* [Page transcription records]
--- START ---

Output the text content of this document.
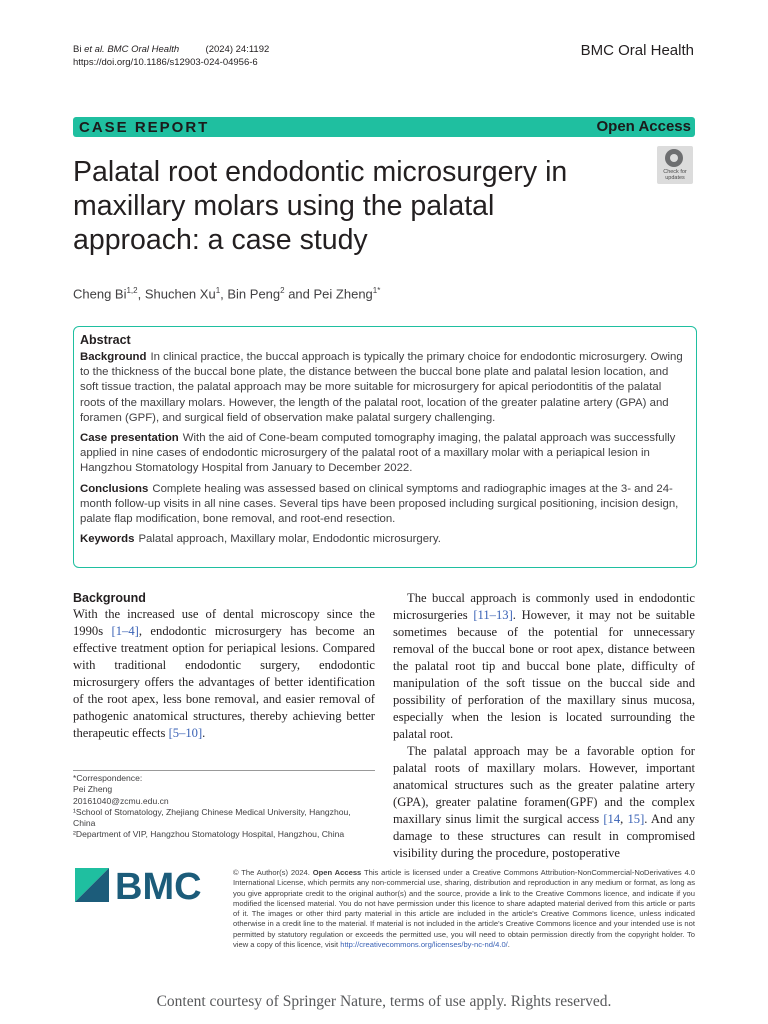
Bi et al. BMC Oral Health	(2024) 24:1192
https://doi.org/10.1186/s12903-024-04956-6
BMC Oral Health
CASE REPORT	Open Access
Palatal root endodontic microsurgery in maxillary molars using the palatal approach: a case study
Check for updates
Cheng Bi$^{1,2}$, Shuchen Xu$^1$, Bin Peng$^2$ and Pei Zheng$^{1*}$
Abstract

Background In clinical practice, the buccal approach is typically the primary choice for endodontic microsurgery. Owing to the thickness of the buccal bone plate, the distance between the buccal bone plate and palatal lesion location, and soft tissue traction, the palatal approach may be more suitable for microsurgery for apical periodontitis of the palatal roots of the maxillary molars. However, the length of the palatal root, location of the greater palatine artery (GPA) and foramen (GPF), and surgical field of observation make palatal surgery challenging.

Case presentation With the aid of Cone-beam computed tomography imaging, the palatal approach was successfully applied in nine cases of endodontic microsurgery of the palatal root of a maxillary molar with a periapical lesion in Hangzhou Stomatology Hospital from January to December 2022.

Conclusions Complete healing was assessed based on clinical symptoms and radiographic images at the 3- and 24-month follow-up visits in all nine cases. Several tips have been proposed including surgical positioning, incision design, palate flap modification, bone removal, and root-end resection.

Keywords Palatal approach, Maxillary molar, Endodontic microsurgery.

Background

With the increased use of dental microscopy since the 1990s [1–4], endodontic microsurgery has become an effective treatment option for periapical lesions. Compared with traditional endodontic surgery, endodontic microsurgery offers the advantages of better identification of the root apex, less bone removal, and easier removal of pathogenic anatomical structures, thereby achieving better therapeutic effects [5–10].

The buccal approach is commonly used in endodontic microsurgeries [11–13]. However, it may not be suitable sometimes because of the potential for unnecessary removal of the buccal bone or root apex, distance between the palatal root tip and buccal bone plate, difficulty of manipulation of the soft tissue on the buccal side and possibility of perforation of the maxillary sinus mucosa, especially when the lesion is located surrounding the palatal root.

The palatal approach may be a favorable option for palatal roots of maxillary molars. However, important anatomical structures such as the greater palatine artery (GPA), greater palatine foramen(GPF) and the complex maxillary sinus limit the surgical access [14, 15]. And any damage to these structures can result in compromised visibility during the procedure, postoperative

*Correspondence:
Pei Zheng
20161040@zcmu.edu.cn
¹School of Stomatology, Zhejiang Chinese Medical University, Hangzhou, China
²Department of VIP, Hangzhou Stomatology Hospital, Hangzhou, China
BMC	© The Author(s) 2024. Open Access This article is licensed under a Creative Commons Attribution-NonCommercial-NoDerivatives 4.0 International License, which permits any non-commercial use, sharing, distribution and reproduction in any medium or format, as long as you give appropriate credit to the original author(s) and the source, provide a link to the Creative Commons licence, and indicate if you modified the licensed material. You do not have permission under this licence to share adapted material derived from this article or parts of it. The images or other third party material in this article are included in the article's Creative Commons licence, unless indicated otherwise in a credit line to the material. If material is not included in the article's Creative Commons licence and your intended use is not permitted by statutory regulation or exceeds the permitted use, you will need to obtain permission directly from the copyright holder. To view a copy of this licence, visit http://creativecommons.org/licenses/by-nc-nd/4.0/.
Content courtesy of Springer Nature, terms of use apply. Rights reserved.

--- END ---

* [What you need to do]
Pictures aside, write out all of the records exactly.

* [Solved exercise]
Output the text content of this document.
Bi et al. BMC Oral Health	(2024) 24:1192
https://doi.org/10.1186/s12903-024-04956-6
BMC Oral Health
CASE REPORT	Open Access
Palatal root endodontic microsurgery in maxillary molars using the palatal approach: a case study
Check for updates
Cheng Bi$^{1,2}$, Shuchen Xu$^1$, Bin Peng$^2$ and Pei Zheng$^{1*}$
Abstract

Background In clinical practice, the buccal approach is typically the primary choice for endodontic microsurgery. Owing to the thickness of the buccal bone plate, the distance between the buccal bone plate and palatal lesion location, and soft tissue traction, the palatal approach may be more suitable for microsurgery for apical periodontitis of the palatal roots of the maxillary molars. However, the length of the palatal root, location of the greater palatine artery (GPA) and foramen (GPF), and surgical field of observation make palatal surgery challenging.

Case presentation With the aid of Cone-beam computed tomography imaging, the palatal approach was successfully applied in nine cases of endodontic microsurgery of the palatal root of a maxillary molar with a periapical lesion in Hangzhou Stomatology Hospital from January to December 2022.

Conclusions Complete healing was assessed based on clinical symptoms and radiographic images at the 3- and 24-month follow-up visits in all nine cases. Several tips have been proposed including surgical positioning, incision design, palate flap modification, bone removal, and root-end resection.

Keywords Palatal approach, Maxillary molar, Endodontic microsurgery.

Background

With the increased use of dental microscopy since the 1990s [1–4], endodontic microsurgery has become an effective treatment option for periapical lesions. Compared with traditional endodontic surgery, endodontic microsurgery offers the advantages of better identification of the root apex, less bone removal, and easier removal of pathogenic anatomical structures, thereby achieving better therapeutic effects [5–10].

The buccal approach is commonly used in endodontic microsurgeries [11–13]. However, it may not be suitable sometimes because of the potential for unnecessary removal of the buccal bone or root apex, distance between the palatal root tip and buccal bone plate, difficulty of manipulation of the soft tissue on the buccal side and possibility of perforation of the maxillary sinus mucosa, especially when the lesion is located surrounding the palatal root.

The palatal approach may be a favorable option for palatal roots of maxillary molars. However, important anatomical structures such as the greater palatine artery (GPA), greater palatine foramen(GPF) and the complex maxillary sinus limit the surgical access [14, 15]. And any damage to these structures can result in compromised visibility during the procedure, postoperative

*Correspondence:
Pei Zheng
20161040@zcmu.edu.cn
¹School of Stomatology, Zhejiang Chinese Medical University, Hangzhou, China
²Department of VIP, Hangzhou Stomatology Hospital, Hangzhou, China
BMC	© The Author(s) 2024. Open Access This article is licensed under a Creative Commons Attribution-NonCommercial-NoDerivatives 4.0 International License, which permits any non-commercial use, sharing, distribution and reproduction in any medium or format, as long as you give appropriate credit to the original author(s) and the source, provide a link to the Creative Commons licence, and indicate if you modified the licensed material. You do not have permission under this licence to share adapted material derived from this article or parts of it. The images or other third party material in this article are included in the article's Creative Commons licence, unless indicated otherwise in a credit line to the material. If material is not included in the article's Creative Commons licence and your intended use is not permitted by statutory regulation or exceeds the permitted use, you will need to obtain permission directly from the copyright holder. To view a copy of this licence, visit http://creativecommons.org/licenses/by-nc-nd/4.0/.
Content courtesy of Springer Nature, terms of use apply. Rights reserved.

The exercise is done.